* [PROMPT]: Rewrite the records, from the start through the line containing "filename-input[interactable]: [85, 418, 476, 440]", as a Markdown table with a Row column numbering each line and a Line column holding it, leaving out any blank lines.

* [EXTRACTED RECORDS]:
===============

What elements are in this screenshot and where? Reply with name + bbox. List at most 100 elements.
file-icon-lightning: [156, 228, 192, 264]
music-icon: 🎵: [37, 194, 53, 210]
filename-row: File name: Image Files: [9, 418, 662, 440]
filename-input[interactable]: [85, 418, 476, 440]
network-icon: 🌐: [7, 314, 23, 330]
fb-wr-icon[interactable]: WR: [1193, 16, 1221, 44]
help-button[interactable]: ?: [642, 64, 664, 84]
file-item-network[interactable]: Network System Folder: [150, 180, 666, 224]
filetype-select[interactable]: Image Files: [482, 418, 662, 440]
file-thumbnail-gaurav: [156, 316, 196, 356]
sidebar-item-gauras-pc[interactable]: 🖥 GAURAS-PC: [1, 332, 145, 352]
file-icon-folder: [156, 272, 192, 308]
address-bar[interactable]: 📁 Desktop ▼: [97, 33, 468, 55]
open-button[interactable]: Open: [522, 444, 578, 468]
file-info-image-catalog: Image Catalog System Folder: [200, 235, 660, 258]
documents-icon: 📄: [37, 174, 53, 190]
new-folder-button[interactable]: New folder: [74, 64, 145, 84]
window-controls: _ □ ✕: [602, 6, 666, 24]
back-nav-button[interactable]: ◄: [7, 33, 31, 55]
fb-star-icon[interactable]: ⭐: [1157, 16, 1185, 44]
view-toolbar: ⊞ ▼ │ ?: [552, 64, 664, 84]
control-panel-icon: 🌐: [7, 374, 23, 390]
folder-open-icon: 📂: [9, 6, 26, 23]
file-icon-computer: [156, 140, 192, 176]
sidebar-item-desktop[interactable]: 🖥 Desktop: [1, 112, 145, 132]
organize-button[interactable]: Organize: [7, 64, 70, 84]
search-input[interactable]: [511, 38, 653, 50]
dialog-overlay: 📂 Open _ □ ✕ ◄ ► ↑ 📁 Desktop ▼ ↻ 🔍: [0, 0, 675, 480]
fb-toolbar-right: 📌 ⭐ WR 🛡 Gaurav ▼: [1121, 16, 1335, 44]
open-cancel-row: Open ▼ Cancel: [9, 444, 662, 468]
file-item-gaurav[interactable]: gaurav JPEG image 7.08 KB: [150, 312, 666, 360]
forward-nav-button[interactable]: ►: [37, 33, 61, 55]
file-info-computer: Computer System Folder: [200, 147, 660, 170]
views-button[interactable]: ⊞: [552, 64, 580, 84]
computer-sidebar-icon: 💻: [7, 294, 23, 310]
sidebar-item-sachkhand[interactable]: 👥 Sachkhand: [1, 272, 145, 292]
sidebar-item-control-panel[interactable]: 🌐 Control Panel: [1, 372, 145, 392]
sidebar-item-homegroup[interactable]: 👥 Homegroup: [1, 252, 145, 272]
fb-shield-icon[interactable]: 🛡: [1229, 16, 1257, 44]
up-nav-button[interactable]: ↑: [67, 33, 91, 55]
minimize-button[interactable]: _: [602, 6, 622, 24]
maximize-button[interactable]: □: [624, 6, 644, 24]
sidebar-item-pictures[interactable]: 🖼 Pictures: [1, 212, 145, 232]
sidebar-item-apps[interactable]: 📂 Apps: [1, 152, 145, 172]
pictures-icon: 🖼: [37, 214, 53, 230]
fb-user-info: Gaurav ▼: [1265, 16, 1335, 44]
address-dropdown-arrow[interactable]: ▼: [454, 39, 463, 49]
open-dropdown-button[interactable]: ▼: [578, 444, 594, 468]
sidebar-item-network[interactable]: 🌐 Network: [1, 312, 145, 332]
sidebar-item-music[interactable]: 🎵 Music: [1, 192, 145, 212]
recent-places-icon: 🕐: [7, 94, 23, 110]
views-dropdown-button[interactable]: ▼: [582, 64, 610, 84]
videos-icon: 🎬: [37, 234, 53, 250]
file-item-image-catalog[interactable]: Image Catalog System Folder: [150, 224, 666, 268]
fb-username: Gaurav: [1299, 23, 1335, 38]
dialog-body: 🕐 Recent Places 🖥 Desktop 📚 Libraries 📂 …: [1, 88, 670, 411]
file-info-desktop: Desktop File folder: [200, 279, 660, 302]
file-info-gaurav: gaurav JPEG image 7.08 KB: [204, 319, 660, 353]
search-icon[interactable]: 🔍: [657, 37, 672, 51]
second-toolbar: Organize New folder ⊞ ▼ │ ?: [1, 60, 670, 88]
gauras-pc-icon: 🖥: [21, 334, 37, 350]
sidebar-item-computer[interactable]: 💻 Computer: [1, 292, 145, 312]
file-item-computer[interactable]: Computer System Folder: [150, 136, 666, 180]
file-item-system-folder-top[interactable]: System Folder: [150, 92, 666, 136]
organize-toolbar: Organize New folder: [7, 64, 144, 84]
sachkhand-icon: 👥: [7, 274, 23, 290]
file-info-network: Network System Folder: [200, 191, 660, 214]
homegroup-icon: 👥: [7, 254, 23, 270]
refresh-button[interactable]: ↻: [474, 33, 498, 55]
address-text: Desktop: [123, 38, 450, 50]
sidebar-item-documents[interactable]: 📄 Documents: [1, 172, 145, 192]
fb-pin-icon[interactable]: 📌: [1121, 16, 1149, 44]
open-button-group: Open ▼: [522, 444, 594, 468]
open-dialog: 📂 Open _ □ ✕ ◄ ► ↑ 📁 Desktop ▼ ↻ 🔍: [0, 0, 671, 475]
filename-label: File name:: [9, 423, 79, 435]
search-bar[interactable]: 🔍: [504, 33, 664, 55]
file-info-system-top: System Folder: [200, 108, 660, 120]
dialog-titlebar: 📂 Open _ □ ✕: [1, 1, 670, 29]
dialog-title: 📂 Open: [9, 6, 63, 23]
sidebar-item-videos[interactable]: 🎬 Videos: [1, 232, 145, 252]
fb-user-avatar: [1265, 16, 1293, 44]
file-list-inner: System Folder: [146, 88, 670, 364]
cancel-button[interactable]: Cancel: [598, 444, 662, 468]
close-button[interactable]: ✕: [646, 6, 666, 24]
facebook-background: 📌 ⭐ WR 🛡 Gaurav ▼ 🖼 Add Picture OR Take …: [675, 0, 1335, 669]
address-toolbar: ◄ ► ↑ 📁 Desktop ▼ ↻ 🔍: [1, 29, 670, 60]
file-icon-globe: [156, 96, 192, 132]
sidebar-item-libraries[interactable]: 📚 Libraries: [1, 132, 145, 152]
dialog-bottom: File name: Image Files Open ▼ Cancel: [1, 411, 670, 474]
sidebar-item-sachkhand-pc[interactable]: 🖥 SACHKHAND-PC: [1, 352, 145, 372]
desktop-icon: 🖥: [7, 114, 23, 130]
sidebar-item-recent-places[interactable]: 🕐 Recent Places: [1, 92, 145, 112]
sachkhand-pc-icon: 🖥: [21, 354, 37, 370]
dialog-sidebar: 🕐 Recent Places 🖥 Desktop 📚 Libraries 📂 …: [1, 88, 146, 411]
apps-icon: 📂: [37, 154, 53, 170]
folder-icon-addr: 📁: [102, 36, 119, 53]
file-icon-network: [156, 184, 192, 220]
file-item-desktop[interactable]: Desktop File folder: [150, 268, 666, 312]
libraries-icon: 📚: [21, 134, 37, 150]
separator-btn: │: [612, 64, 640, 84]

===============

* [ANSWER TO THE TASK]:
| Row | Line |
|---|---|
| 1 | What elements are in this screenshot and where? Reply with name + bbox. List at most 100 elements. |
| 2 | file-icon-lightning: [156, 228, 192, 264] |
| 3 | music-icon: 🎵: [37, 194, 53, 210] |
| 4 | filename-row: File name: Image Files: [9, 418, 662, 440] |
| 5 | filename-input[interactable]: [85, 418, 476, 440] |